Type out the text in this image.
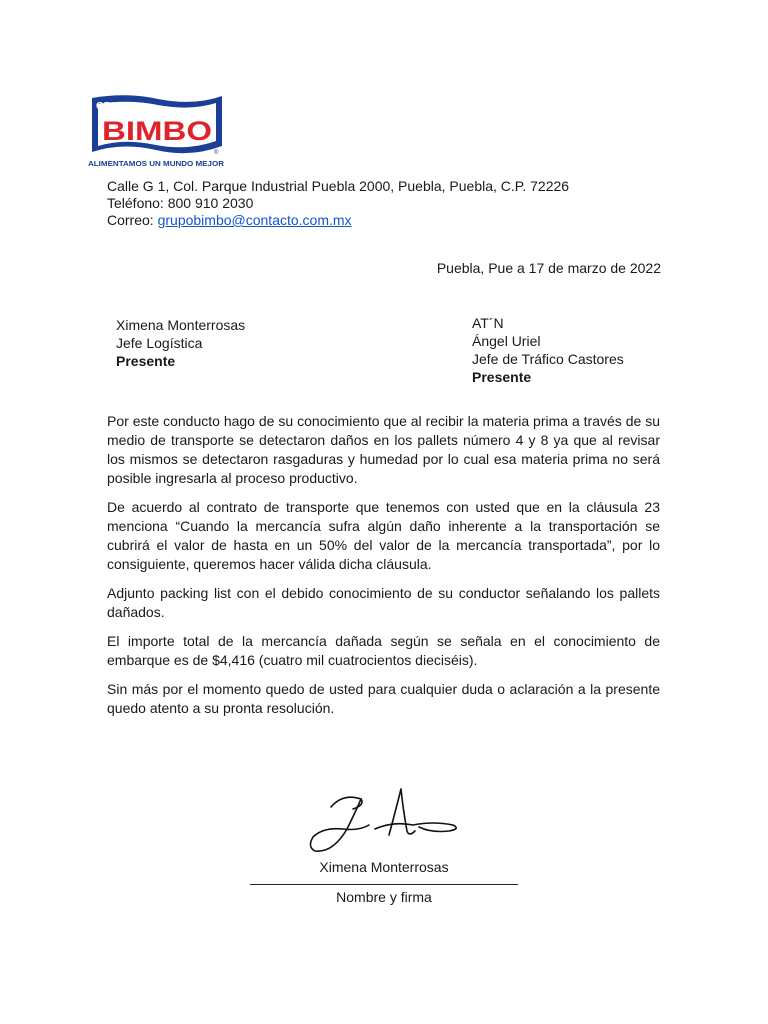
GRUPO
BIMBO
®
ALIMENTAMOS UN MUNDO MEJOR
Calle G 1, Col. Parque Industrial Puebla 2000, Puebla, Puebla, C.P. 72226
Teléfono: 800 910 2030
Correo: grupobimbo@contacto.com.mx
Puebla, Pue a 17 de marzo de 2022
Ximena Monterrosas
Jefe Logística
Presente
AT´N
Ángel Uriel
Jefe de Tráfico Castores
Presente

Por este conducto hago de su conocimiento que al recibir la materia prima a través de su medio de transporte se detectaron daños en los pallets número 4 y 8 ya que al revisar los mismos se detectaron rasgaduras y humedad por lo cual esa materia prima no será posible ingresarla al proceso productivo.

De acuerdo al contrato de transporte que tenemos con usted que en la cláusula 23 menciona “Cuando la mercancía sufra algún daño inherente a la transportación se cubrirá el valor de hasta en un 50% del valor de la mercancía transportada”, por lo consiguiente, queremos hacer válida dicha cláusula.

Adjunto packing list con el debido conocimiento de su conductor señalando los pallets dañados.

El importe total de la mercancía dañada según se señala en el conocimiento de embarque es de $4,416 (cuatro mil cuatrocientos dieciséis).

Sin más por el momento quedo de usted para cualquier duda o aclaración a la presente quedo atento a su pronta resolución.

Ximena Monterrosas
Nombre y firma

---

* _Set task_:
Your copy should repeat each entry above exactly but contain no pictures.

* _Worked answer_:
Type out the text in this image.
GRUPO
BIMBO
®
ALIMENTAMOS UN MUNDO MEJOR
Calle G 1, Col. Parque Industrial Puebla 2000, Puebla, Puebla, C.P. 72226
Teléfono: 800 910 2030
Correo: grupobimbo@contacto.com.mx
Puebla, Pue a 17 de marzo de 2022
Ximena Monterrosas
Jefe Logística
Presente
AT´N
Ángel Uriel
Jefe de Tráfico Castores
Presente

Por este conducto hago de su conocimiento que al recibir la materia prima a través de su medio de transporte se detectaron daños en los pallets número 4 y 8 ya que al revisar los mismos se detectaron rasgaduras y humedad por lo cual esa materia prima no será posible ingresarla al proceso productivo.

De acuerdo al contrato de transporte que tenemos con usted que en la cláusula 23 menciona “Cuando la mercancía sufra algún daño inherente a la transportación se cubrirá el valor de hasta en un 50% del valor de la mercancía transportada”, por lo consiguiente, queremos hacer válida dicha cláusula.

Adjunto packing list con el debido conocimiento de su conductor señalando los pallets dañados.

El importe total de la mercancía dañada según se señala en el conocimiento de embarque es de $4,416 (cuatro mil cuatrocientos dieciséis).

Sin más por el momento quedo de usted para cualquier duda o aclaración a la presente quedo atento a su pronta resolución.

Ximena Monterrosas
Nombre y firma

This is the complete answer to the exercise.